→ **Task objective**:
Select and reproduce each line of the listing below that bears the string "docx".

→ **Stored records**:
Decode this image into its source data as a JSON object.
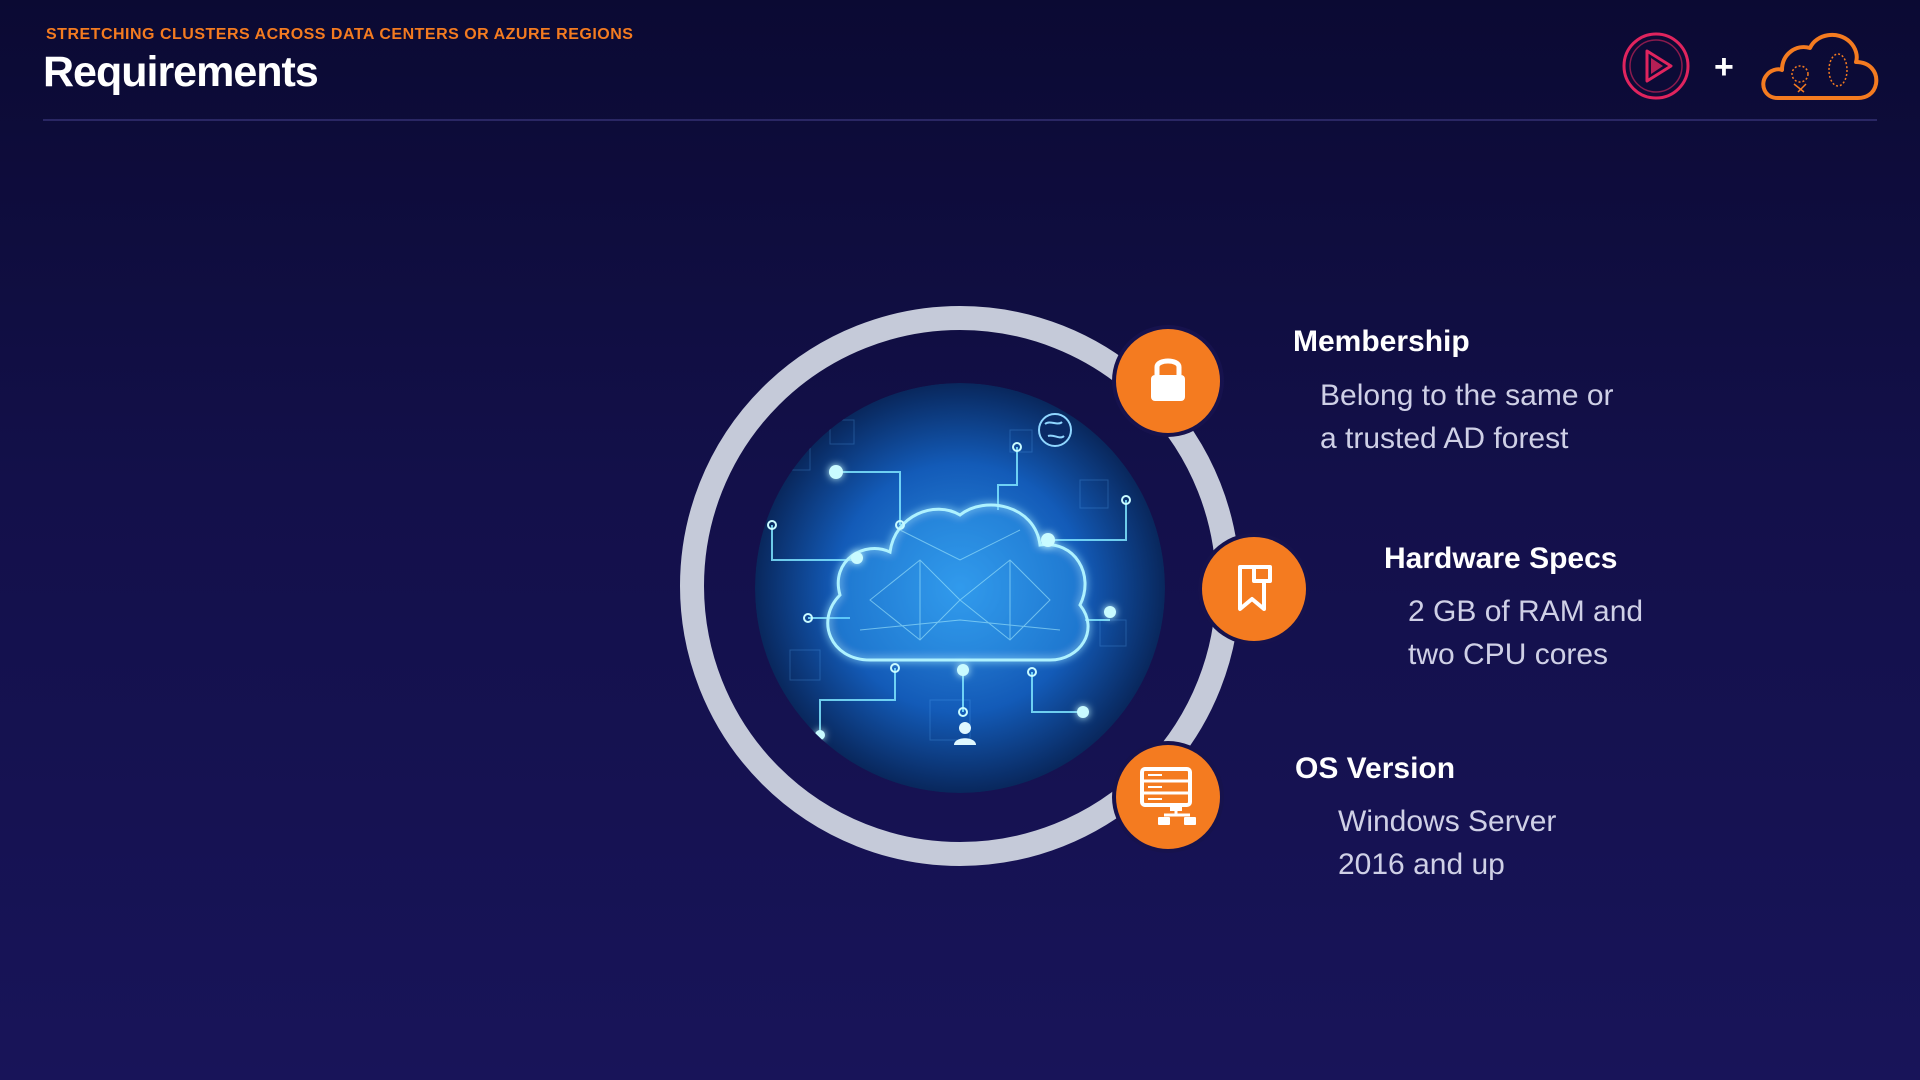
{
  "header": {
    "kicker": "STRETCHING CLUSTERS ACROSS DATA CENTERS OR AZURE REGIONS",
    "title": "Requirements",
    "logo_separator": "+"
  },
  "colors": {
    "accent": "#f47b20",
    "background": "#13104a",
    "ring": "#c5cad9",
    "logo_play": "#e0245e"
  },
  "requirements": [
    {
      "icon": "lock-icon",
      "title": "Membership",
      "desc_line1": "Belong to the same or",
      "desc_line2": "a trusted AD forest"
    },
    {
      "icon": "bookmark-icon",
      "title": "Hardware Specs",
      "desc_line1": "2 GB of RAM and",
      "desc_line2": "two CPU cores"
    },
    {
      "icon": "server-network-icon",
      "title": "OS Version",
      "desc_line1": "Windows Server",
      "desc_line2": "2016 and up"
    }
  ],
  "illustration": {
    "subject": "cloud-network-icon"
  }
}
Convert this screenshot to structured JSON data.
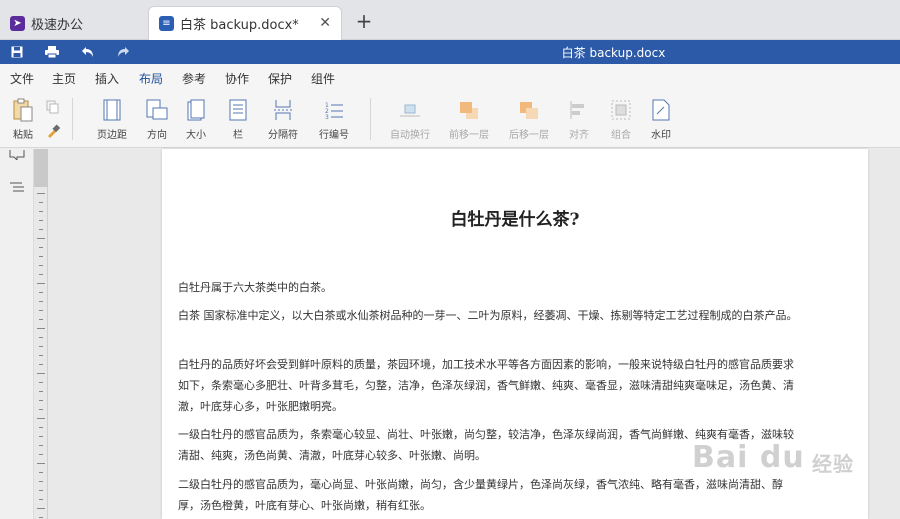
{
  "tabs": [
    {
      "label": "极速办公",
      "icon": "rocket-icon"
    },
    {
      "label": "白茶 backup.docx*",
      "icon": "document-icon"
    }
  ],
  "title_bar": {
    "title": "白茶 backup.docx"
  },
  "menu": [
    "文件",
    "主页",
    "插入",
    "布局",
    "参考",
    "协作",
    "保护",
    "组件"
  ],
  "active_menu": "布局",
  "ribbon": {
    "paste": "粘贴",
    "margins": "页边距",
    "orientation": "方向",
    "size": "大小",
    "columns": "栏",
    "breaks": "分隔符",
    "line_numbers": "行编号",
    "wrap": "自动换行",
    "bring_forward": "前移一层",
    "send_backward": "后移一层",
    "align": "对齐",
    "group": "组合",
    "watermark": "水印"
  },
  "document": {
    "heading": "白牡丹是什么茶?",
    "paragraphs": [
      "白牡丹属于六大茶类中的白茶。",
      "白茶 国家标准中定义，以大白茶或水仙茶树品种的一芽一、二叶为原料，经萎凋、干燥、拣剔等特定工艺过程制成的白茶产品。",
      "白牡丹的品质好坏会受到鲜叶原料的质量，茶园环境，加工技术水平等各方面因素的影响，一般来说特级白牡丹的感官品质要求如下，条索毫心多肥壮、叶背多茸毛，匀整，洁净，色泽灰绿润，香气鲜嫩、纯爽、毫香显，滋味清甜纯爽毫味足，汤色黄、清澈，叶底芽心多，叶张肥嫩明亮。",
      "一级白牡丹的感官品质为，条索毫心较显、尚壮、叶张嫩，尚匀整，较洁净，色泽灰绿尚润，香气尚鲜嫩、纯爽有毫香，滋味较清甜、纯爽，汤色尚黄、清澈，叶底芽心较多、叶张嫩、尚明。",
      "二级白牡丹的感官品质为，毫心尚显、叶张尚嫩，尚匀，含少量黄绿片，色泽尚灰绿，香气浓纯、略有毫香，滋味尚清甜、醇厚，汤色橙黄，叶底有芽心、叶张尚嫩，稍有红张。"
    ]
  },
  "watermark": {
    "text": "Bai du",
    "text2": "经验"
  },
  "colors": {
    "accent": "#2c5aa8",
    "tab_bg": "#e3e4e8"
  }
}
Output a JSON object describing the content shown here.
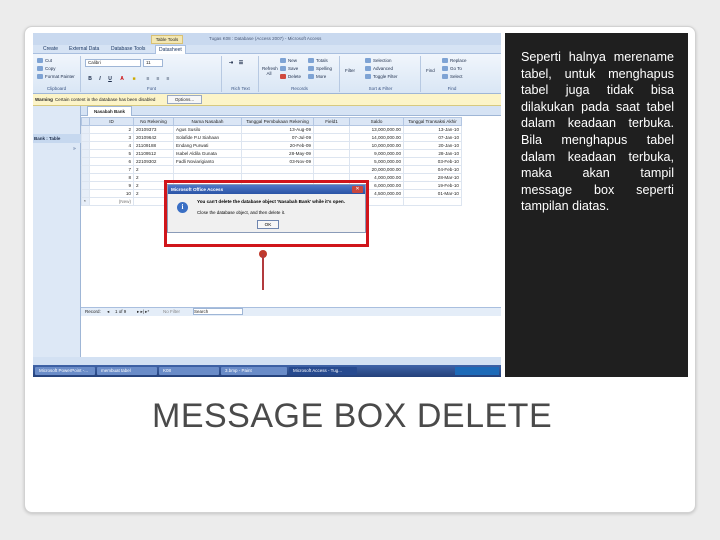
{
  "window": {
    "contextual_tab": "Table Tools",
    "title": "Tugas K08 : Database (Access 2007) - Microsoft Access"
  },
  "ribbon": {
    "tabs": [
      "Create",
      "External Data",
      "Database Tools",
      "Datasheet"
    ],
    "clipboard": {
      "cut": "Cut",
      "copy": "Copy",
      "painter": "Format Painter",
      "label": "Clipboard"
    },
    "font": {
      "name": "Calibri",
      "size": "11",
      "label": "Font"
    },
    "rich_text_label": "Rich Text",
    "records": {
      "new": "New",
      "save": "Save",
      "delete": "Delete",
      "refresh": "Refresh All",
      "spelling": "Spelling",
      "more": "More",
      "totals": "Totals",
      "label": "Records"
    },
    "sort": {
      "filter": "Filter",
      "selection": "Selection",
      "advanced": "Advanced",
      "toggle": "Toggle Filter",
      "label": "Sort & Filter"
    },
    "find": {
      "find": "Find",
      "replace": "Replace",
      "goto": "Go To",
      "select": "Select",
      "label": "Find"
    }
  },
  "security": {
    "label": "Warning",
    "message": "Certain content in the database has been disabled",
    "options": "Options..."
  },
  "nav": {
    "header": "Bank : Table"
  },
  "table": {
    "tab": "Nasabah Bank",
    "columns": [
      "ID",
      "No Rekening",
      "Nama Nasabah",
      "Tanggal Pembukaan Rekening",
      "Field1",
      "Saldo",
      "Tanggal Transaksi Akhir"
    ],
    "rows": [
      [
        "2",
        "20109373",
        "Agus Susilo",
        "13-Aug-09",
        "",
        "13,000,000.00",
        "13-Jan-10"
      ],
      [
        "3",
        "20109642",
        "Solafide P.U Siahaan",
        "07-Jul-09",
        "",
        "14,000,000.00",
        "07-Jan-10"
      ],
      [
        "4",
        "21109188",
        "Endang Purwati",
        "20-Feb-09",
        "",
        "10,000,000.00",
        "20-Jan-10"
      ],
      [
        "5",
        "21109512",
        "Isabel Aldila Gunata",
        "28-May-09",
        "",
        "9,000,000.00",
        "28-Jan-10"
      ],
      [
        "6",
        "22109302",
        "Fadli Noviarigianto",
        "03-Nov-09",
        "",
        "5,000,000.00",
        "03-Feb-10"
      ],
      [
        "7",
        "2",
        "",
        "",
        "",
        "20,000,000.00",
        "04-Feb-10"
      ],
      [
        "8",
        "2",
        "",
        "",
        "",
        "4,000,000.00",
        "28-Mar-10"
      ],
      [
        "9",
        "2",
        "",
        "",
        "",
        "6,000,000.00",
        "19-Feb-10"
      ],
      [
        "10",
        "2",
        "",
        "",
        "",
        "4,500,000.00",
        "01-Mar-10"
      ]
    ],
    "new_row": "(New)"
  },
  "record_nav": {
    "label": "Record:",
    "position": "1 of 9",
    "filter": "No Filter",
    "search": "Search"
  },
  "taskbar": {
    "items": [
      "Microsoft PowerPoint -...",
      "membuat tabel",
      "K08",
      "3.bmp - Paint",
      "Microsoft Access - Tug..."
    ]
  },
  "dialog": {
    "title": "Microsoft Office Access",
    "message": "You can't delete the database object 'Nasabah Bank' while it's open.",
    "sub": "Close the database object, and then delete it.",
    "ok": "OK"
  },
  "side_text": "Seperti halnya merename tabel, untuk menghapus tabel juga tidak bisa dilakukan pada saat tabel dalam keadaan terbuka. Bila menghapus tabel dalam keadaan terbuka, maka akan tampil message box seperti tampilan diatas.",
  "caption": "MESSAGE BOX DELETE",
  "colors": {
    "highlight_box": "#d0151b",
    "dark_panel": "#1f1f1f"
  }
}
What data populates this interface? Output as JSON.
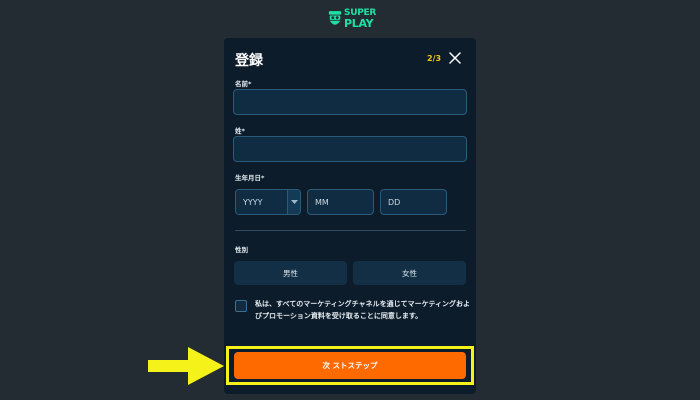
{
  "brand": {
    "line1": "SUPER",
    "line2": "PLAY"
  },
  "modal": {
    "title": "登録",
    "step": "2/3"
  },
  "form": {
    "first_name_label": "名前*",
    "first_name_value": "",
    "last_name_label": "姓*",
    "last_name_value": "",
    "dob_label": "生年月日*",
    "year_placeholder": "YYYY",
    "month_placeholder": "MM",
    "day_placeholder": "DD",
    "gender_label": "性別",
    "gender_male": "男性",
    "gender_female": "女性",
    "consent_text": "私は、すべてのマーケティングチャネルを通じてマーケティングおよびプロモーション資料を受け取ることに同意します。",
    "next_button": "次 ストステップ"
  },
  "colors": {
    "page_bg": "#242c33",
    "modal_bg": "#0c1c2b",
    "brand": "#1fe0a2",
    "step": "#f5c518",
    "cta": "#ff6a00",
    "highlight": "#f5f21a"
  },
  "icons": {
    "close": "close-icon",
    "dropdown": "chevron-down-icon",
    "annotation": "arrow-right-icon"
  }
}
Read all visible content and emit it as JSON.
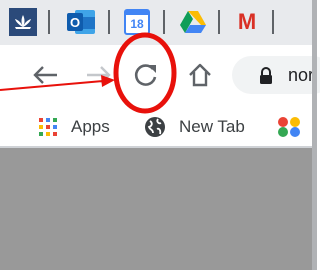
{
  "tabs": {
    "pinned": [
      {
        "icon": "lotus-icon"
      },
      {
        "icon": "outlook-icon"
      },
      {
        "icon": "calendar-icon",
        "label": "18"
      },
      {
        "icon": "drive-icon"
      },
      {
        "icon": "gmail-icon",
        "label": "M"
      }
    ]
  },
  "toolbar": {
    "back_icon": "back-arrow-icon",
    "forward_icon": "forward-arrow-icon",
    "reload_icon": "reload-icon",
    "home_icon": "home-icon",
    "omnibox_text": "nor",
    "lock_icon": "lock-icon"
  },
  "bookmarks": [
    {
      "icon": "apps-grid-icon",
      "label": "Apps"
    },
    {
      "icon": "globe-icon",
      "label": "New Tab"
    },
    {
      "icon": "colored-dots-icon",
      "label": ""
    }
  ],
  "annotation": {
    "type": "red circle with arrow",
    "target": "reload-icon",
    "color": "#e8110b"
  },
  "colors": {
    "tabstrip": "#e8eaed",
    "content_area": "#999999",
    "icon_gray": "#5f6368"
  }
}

→ **Result of this task**:
      "label": "白茶 backup.docx*",
    "title": "白茶 backup.docx"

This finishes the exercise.